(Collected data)
::::
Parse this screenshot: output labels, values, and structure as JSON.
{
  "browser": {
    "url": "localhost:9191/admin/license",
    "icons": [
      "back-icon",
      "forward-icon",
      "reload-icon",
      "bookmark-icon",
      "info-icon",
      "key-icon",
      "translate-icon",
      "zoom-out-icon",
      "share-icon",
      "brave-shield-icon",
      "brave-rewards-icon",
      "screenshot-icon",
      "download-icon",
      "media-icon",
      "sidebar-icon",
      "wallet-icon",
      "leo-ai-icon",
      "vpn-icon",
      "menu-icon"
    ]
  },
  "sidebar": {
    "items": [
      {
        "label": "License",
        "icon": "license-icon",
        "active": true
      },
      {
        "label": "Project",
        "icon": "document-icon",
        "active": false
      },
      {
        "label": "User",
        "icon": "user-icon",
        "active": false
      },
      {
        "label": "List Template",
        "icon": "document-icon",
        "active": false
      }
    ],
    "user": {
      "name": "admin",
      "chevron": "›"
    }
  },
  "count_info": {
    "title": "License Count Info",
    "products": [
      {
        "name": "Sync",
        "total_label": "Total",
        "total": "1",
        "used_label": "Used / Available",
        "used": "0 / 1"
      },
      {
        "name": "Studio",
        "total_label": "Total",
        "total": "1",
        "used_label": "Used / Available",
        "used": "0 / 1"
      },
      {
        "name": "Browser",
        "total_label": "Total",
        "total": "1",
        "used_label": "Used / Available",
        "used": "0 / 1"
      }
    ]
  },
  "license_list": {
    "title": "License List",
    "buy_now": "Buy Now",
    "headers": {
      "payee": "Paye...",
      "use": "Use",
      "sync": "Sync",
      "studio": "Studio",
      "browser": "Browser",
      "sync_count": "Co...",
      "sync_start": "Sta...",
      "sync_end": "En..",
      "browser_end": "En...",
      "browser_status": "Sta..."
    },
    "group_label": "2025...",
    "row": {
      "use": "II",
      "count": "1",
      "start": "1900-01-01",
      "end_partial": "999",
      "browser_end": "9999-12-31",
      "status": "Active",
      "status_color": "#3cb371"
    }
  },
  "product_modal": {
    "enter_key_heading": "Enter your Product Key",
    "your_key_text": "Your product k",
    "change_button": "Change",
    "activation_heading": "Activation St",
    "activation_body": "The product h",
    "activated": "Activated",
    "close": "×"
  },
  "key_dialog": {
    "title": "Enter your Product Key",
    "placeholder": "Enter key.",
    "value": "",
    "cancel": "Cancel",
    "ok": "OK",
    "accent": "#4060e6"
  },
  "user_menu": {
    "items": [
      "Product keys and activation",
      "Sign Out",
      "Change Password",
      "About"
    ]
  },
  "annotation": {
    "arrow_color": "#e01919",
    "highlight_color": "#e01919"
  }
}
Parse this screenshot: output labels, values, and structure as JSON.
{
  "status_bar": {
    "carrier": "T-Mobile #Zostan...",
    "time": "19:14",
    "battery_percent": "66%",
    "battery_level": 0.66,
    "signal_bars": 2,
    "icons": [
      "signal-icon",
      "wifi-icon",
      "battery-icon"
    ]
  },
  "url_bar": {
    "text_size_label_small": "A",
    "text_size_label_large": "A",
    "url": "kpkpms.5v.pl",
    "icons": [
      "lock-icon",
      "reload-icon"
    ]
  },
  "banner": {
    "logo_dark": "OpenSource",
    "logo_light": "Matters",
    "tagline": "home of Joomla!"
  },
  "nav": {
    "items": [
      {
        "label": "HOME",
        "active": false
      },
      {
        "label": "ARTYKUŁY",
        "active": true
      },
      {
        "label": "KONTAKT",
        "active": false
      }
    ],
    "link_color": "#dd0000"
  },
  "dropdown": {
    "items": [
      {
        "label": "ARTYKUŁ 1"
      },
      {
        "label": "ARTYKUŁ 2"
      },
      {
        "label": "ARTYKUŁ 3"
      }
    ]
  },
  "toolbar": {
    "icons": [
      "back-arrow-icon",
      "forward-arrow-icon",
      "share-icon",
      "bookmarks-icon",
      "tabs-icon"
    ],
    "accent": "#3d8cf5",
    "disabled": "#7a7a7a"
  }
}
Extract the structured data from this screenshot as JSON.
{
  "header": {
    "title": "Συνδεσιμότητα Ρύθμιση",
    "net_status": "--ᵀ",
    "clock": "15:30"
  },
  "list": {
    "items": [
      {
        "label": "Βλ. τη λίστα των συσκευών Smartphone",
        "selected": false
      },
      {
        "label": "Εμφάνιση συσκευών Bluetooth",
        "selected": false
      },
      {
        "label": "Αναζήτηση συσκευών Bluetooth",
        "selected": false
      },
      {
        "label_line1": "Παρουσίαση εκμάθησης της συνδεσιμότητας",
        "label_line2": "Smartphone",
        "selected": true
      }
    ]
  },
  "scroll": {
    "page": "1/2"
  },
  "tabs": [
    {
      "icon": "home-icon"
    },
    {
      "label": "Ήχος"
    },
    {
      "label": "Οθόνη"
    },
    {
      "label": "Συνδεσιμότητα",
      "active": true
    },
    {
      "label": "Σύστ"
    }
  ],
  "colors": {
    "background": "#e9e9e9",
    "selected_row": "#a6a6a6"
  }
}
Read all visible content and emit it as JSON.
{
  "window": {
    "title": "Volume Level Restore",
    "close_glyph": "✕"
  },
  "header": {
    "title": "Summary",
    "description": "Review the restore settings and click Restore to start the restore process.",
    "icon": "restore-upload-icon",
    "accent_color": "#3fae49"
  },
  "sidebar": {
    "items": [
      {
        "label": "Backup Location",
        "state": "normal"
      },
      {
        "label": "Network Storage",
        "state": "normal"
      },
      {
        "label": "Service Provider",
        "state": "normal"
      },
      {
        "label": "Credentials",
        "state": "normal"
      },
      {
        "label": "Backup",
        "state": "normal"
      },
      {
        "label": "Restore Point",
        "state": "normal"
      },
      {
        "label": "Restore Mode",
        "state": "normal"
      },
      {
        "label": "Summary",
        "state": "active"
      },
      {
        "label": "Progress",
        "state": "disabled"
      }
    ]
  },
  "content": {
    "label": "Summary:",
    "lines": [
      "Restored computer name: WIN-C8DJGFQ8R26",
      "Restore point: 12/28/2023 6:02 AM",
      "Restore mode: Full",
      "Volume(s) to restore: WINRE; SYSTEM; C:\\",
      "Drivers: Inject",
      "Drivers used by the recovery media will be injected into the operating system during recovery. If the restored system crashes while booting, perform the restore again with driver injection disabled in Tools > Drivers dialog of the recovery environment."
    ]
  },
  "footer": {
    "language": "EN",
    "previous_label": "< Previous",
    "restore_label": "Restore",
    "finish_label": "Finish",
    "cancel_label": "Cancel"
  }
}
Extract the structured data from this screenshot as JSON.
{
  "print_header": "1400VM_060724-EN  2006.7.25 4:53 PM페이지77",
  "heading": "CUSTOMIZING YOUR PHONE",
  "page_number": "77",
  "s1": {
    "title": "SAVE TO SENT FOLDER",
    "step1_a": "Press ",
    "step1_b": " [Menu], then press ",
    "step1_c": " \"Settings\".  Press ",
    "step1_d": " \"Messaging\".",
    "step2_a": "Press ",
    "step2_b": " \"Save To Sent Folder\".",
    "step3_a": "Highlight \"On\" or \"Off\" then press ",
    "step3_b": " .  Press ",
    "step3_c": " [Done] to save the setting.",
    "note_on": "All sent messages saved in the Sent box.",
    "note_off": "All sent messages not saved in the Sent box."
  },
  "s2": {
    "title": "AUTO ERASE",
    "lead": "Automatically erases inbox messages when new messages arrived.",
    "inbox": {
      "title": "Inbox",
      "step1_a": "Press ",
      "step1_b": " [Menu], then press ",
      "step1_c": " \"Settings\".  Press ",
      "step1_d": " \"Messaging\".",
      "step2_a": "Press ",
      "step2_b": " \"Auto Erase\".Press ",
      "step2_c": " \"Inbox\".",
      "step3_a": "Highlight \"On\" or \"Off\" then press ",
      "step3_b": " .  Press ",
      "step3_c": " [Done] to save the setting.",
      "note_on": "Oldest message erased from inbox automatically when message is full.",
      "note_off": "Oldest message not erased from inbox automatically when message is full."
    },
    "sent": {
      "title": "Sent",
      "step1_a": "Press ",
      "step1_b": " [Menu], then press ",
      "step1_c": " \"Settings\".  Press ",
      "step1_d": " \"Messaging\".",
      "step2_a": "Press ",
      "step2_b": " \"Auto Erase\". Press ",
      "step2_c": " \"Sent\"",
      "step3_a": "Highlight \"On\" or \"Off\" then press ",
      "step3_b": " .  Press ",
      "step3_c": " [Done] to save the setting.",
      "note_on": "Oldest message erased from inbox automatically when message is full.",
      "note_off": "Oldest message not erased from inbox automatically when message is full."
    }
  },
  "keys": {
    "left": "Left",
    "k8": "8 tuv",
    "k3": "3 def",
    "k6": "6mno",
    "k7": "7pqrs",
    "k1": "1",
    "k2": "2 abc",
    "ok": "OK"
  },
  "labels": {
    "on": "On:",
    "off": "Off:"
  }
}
::::
Task objective: Pull every line containing the word "title" out of the material and copy it.

Solution:
    "title": "License Count Info",
    "title": "License List",
    "title": "Enter your Product Key",
    "title": "Συνδεσιμότητα Ρύθμιση",
    "title": "Volume Level Restore",
    "title": "Summary",
    "title": "SAVE TO SENT FOLDER",
    "title": "AUTO ERASE",
      "title": "Inbox",
      "title": "Sent",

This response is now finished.